:: Required work ::
Reproduce all records exactly.

:: Data for this exercise ::
..........

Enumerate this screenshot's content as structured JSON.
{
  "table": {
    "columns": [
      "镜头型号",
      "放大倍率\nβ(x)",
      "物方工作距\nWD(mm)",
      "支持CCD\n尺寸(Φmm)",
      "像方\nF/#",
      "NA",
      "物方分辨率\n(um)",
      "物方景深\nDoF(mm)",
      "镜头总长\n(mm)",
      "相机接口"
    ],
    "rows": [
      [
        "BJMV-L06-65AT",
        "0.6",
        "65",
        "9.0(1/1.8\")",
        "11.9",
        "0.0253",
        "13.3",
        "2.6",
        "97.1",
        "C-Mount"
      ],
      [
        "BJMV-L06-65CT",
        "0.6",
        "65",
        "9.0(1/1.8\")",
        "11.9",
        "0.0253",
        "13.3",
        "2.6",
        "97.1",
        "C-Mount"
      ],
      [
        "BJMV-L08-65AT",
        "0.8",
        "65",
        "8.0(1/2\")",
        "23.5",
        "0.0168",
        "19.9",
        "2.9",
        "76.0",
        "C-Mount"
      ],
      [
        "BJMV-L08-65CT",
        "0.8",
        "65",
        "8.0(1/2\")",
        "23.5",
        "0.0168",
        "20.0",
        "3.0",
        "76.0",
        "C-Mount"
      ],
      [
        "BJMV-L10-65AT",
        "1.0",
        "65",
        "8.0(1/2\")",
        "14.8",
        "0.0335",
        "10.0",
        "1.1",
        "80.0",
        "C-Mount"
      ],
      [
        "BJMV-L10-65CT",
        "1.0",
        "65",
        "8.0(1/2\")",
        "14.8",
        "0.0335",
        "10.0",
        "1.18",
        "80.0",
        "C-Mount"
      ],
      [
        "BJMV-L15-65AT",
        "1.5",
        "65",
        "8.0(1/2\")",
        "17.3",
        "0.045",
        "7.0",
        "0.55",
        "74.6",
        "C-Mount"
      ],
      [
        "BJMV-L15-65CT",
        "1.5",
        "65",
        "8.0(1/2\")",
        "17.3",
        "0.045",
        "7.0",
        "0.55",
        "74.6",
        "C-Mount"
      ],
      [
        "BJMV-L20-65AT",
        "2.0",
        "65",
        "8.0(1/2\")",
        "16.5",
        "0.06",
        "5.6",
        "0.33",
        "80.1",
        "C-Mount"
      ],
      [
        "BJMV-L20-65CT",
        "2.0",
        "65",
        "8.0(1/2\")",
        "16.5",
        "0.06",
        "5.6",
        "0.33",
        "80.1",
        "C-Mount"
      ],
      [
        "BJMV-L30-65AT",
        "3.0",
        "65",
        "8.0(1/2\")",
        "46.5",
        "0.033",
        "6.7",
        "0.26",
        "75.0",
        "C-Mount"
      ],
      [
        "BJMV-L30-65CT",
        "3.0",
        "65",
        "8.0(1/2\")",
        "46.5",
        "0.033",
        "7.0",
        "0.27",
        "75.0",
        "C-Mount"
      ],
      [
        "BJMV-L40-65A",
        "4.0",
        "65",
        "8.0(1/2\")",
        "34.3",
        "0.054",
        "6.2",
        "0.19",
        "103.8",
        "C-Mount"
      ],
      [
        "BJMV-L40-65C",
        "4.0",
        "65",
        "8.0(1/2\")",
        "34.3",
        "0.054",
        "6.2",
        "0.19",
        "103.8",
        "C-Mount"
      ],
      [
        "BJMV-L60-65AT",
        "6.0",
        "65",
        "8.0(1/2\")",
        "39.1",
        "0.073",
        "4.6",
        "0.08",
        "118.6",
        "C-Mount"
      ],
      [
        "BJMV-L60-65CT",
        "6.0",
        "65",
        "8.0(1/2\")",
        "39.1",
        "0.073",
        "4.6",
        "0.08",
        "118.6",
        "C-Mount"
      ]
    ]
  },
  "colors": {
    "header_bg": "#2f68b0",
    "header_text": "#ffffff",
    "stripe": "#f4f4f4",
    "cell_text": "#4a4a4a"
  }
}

..........

:: Answer to this exercise ::
Enumerate this screenshot's content as structured JSON.
{
  "table": {
    "columns": [
      "镜头型号",
      "放大倍率\nβ(x)",
      "物方工作距\nWD(mm)",
      "支持CCD\n尺寸(Φmm)",
      "像方\nF/#",
      "NA",
      "物方分辨率\n(um)",
      "物方景深\nDoF(mm)",
      "镜头总长\n(mm)",
      "相机接口"
    ],
    "rows": [
      [
        "BJMV-L06-65AT",
        "0.6",
        "65",
        "9.0(1/1.8\")",
        "11.9",
        "0.0253",
        "13.3",
        "2.6",
        "97.1",
        "C-Mount"
      ],
      [
        "BJMV-L06-65CT",
        "0.6",
        "65",
        "9.0(1/1.8\")",
        "11.9",
        "0.0253",
        "13.3",
        "2.6",
        "97.1",
        "C-Mount"
      ],
      [
        "BJMV-L08-65AT",
        "0.8",
        "65",
        "8.0(1/2\")",
        "23.5",
        "0.0168",
        "19.9",
        "2.9",
        "76.0",
        "C-Mount"
      ],
      [
        "BJMV-L08-65CT",
        "0.8",
        "65",
        "8.0(1/2\")",
        "23.5",
        "0.0168",
        "20.0",
        "3.0",
        "76.0",
        "C-Mount"
      ],
      [
        "BJMV-L10-65AT",
        "1.0",
        "65",
        "8.0(1/2\")",
        "14.8",
        "0.0335",
        "10.0",
        "1.1",
        "80.0",
        "C-Mount"
      ],
      [
        "BJMV-L10-65CT",
        "1.0",
        "65",
        "8.0(1/2\")",
        "14.8",
        "0.0335",
        "10.0",
        "1.18",
        "80.0",
        "C-Mount"
      ],
      [
        "BJMV-L15-65AT",
        "1.5",
        "65",
        "8.0(1/2\")",
        "17.3",
        "0.045",
        "7.0",
        "0.55",
        "74.6",
        "C-Mount"
      ],
      [
        "BJMV-L15-65CT",
        "1.5",
        "65",
        "8.0(1/2\")",
        "17.3",
        "0.045",
        "7.0",
        "0.55",
        "74.6",
        "C-Mount"
      ],
      [
        "BJMV-L20-65AT",
        "2.0",
        "65",
        "8.0(1/2\")",
        "16.5",
        "0.06",
        "5.6",
        "0.33",
        "80.1",
        "C-Mount"
      ],
      [
        "BJMV-L20-65CT",
        "2.0",
        "65",
        "8.0(1/2\")",
        "16.5",
        "0.06",
        "5.6",
        "0.33",
        "80.1",
        "C-Mount"
      ],
      [
        "BJMV-L30-65AT",
        "3.0",
        "65",
        "8.0(1/2\")",
        "46.5",
        "0.033",
        "6.7",
        "0.26",
        "75.0",
        "C-Mount"
      ],
      [
        "BJMV-L30-65CT",
        "3.0",
        "65",
        "8.0(1/2\")",
        "46.5",
        "0.033",
        "7.0",
        "0.27",
        "75.0",
        "C-Mount"
      ],
      [
        "BJMV-L40-65A",
        "4.0",
        "65",
        "8.0(1/2\")",
        "34.3",
        "0.054",
        "6.2",
        "0.19",
        "103.8",
        "C-Mount"
      ],
      [
        "BJMV-L40-65C",
        "4.0",
        "65",
        "8.0(1/2\")",
        "34.3",
        "0.054",
        "6.2",
        "0.19",
        "103.8",
        "C-Mount"
      ],
      [
        "BJMV-L60-65AT",
        "6.0",
        "65",
        "8.0(1/2\")",
        "39.1",
        "0.073",
        "4.6",
        "0.08",
        "118.6",
        "C-Mount"
      ],
      [
        "BJMV-L60-65CT",
        "6.0",
        "65",
        "8.0(1/2\")",
        "39.1",
        "0.073",
        "4.6",
        "0.08",
        "118.6",
        "C-Mount"
      ]
    ]
  },
  "colors": {
    "header_bg": "#2f68b0",
    "header_text": "#ffffff",
    "stripe": "#f4f4f4",
    "cell_text": "#4a4a4a"
  }
}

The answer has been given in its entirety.